→ **To do**
Your task is to transcribe all of the records exactly and leave out the pictures.

→ **Extracted data**
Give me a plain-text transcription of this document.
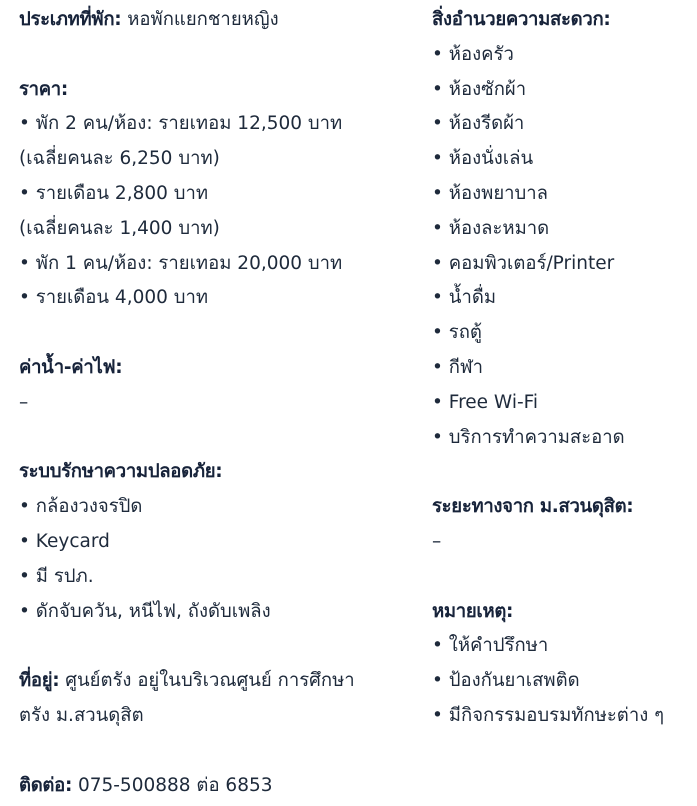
ประเภทที่พัก: หอพักแยกชายหญิง
ราคา:
• พัก 2 คน/ห้อง: รายเทอม 12,500 บาท
(เฉลี่ยคนละ 6,250 บาท)
• รายเดือน 2,800 บาท
(เฉลี่ยคนละ 1,400 บาท)
• พัก 1 คน/ห้อง: รายเทอม 20,000 บาท
• รายเดือน 4,000 บาท
ค่าน้ำ-ค่าไฟ:
–
ระบบรักษาความปลอดภัย:
• กล้องวงจรปิด
• Keycard
• มี รปภ.
• ดักจับควัน, หนีไฟ, ถังดับเพลิง
ที่อยู่: ศูนย์ตรัง อยู่ในบริเวณศูนย์ การศึกษา
ตรัง ม.สวนดุสิต
ติดต่อ: 075-500888 ต่อ 6853
สิ่งอำนวยความสะดวก:
• ห้องครัว
• ห้องซักผ้า
• ห้องรีดผ้า
• ห้องนั่งเล่น
• ห้องพยาบาล
• ห้องละหมาด
• คอมพิวเตอร์/Printer
• น้ำดื่ม
• รถตู้
• กีฬา
• Free Wi-Fi
• บริการทำความสะอาด
ระยะทางจาก ม.สวนดุสิต:
–
หมายเหตุ:
• ให้คำปรึกษา
• ป้องกันยาเสพติด
• มีกิจกรรมอบรมทักษะต่าง ๆ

→ **Full answer**
Give me a plain-text transcription of this document.
ประเภทที่พัก: หอพักแยกชายหญิง
ราคา:
• พัก 2 คน/ห้อง: รายเทอม 12,500 บาท
(เฉลี่ยคนละ 6,250 บาท)
• รายเดือน 2,800 บาท
(เฉลี่ยคนละ 1,400 บาท)
• พัก 1 คน/ห้อง: รายเทอม 20,000 บาท
• รายเดือน 4,000 บาท
ค่าน้ำ-ค่าไฟ:
–
ระบบรักษาความปลอดภัย:
• กล้องวงจรปิด
• Keycard
• มี รปภ.
• ดักจับควัน, หนีไฟ, ถังดับเพลิง
ที่อยู่: ศูนย์ตรัง อยู่ในบริเวณศูนย์ การศึกษา
ตรัง ม.สวนดุสิต
ติดต่อ: 075-500888 ต่อ 6853
สิ่งอำนวยความสะดวก:
• ห้องครัว
• ห้องซักผ้า
• ห้องรีดผ้า
• ห้องนั่งเล่น
• ห้องพยาบาล
• ห้องละหมาด
• คอมพิวเตอร์/Printer
• น้ำดื่ม
• รถตู้
• กีฬา
• Free Wi-Fi
• บริการทำความสะอาด
ระยะทางจาก ม.สวนดุสิต:
–
หมายเหตุ:
• ให้คำปรึกษา
• ป้องกันยาเสพติด
• มีกิจกรรมอบรมทักษะต่าง ๆ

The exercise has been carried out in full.